§ **Work to be completed**
What lines below mention the word "Verification"? Copy each one.

====== Material to process

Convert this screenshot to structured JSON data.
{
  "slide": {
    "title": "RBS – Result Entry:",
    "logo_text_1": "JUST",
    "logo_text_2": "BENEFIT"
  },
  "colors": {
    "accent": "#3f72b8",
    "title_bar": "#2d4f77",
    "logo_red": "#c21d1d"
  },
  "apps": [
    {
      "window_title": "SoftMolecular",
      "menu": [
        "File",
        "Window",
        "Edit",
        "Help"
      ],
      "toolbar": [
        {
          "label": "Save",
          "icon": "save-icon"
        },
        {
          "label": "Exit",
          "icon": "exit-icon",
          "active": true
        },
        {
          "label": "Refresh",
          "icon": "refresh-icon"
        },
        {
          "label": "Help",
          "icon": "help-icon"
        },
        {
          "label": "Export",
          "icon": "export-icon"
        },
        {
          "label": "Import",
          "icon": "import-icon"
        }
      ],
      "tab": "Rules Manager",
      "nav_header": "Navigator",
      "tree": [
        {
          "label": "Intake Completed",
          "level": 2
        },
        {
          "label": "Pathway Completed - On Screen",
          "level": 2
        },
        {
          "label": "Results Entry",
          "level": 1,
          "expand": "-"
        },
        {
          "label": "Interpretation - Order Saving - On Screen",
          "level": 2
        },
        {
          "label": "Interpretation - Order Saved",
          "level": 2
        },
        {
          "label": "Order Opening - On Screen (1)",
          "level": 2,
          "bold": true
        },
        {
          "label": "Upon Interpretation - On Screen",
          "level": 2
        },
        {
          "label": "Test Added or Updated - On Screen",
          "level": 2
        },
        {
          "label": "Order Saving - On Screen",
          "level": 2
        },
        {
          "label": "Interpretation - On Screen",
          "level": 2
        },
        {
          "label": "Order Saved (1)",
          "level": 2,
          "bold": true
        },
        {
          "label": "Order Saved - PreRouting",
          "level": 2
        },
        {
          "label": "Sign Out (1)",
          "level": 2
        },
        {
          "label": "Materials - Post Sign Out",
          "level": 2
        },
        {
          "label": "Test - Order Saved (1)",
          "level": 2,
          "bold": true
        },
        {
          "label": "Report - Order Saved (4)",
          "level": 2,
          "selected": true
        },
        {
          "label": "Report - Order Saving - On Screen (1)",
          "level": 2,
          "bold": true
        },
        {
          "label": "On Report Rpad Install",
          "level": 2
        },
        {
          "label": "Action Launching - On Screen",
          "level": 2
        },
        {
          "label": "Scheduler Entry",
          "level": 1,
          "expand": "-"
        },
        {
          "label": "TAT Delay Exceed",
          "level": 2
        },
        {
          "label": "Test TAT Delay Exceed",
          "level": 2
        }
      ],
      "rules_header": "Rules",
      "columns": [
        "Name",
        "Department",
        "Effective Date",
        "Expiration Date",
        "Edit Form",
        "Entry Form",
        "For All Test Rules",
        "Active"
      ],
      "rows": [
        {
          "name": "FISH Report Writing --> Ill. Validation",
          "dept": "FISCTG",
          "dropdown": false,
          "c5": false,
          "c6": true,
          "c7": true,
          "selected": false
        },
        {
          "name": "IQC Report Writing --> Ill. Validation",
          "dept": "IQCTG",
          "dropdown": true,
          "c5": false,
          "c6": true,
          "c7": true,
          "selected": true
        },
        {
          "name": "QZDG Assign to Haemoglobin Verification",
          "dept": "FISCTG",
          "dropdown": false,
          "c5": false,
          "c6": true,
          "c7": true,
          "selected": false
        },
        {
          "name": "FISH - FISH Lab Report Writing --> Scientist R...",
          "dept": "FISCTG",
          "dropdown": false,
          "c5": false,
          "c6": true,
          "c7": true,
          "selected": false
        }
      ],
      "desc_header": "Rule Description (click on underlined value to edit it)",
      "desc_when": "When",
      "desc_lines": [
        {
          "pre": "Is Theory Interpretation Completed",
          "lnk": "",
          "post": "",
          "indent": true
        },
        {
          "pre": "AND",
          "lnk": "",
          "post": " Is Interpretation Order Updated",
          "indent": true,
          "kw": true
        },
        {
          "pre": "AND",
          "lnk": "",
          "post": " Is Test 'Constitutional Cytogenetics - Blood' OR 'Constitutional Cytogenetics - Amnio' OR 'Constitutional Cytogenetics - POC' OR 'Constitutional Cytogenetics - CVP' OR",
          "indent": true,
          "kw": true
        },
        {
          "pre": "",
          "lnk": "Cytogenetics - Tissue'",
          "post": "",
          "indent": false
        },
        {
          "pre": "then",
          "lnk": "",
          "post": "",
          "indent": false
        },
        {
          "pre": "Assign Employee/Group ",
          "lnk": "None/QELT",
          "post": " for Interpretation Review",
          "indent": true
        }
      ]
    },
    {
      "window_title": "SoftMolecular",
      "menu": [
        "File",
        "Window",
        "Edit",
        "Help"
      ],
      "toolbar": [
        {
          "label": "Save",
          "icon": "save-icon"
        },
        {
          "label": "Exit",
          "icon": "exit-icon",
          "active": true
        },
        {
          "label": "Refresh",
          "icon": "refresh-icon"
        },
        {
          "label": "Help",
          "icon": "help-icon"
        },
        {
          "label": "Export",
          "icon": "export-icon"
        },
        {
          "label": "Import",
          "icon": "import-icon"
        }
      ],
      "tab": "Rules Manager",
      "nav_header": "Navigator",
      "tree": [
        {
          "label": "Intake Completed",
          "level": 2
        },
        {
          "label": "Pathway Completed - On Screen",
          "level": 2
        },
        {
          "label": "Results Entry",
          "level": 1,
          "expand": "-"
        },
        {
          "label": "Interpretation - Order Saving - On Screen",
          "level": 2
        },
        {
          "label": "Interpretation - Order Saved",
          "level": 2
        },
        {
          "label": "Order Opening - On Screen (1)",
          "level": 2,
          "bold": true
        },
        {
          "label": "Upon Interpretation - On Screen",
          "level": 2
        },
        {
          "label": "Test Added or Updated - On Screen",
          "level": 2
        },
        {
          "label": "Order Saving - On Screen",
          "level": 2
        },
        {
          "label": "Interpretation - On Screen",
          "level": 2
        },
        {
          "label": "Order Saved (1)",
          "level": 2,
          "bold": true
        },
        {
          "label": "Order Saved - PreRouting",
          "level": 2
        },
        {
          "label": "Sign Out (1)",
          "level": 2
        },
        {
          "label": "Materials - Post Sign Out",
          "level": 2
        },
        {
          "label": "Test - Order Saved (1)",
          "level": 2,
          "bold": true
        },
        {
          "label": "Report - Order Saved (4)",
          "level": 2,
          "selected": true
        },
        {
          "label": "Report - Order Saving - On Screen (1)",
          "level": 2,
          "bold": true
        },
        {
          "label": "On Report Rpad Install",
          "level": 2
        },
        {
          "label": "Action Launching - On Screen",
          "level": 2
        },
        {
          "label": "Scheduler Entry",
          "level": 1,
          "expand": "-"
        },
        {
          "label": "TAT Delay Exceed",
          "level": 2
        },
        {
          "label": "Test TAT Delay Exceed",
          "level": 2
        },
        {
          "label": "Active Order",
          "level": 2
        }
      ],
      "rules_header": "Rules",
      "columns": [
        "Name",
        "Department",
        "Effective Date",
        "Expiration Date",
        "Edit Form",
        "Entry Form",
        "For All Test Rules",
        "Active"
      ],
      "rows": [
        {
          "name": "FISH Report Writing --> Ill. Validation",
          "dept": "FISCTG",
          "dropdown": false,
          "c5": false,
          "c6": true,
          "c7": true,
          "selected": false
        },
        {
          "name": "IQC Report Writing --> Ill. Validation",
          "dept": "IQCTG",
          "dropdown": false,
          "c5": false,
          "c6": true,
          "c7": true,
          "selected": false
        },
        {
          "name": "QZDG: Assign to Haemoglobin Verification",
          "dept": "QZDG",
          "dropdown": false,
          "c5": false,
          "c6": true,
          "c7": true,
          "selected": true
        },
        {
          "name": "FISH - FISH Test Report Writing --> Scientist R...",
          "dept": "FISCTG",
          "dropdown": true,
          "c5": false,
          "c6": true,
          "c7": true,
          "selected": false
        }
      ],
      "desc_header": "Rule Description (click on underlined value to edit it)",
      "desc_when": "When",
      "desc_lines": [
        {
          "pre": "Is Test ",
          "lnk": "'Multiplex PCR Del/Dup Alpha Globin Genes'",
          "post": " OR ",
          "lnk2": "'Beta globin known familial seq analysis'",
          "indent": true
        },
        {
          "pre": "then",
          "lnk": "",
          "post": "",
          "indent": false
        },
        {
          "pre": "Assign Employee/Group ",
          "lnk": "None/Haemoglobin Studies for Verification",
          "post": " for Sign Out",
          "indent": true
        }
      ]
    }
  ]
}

============

§ **Reply to the exercise**
          "name": "QZDG Assign to Haemoglobin Verification",
          "name": "QZDG: Assign to Haemoglobin Verification",
          "lnk": "None/Haemoglobin Studies for Verification",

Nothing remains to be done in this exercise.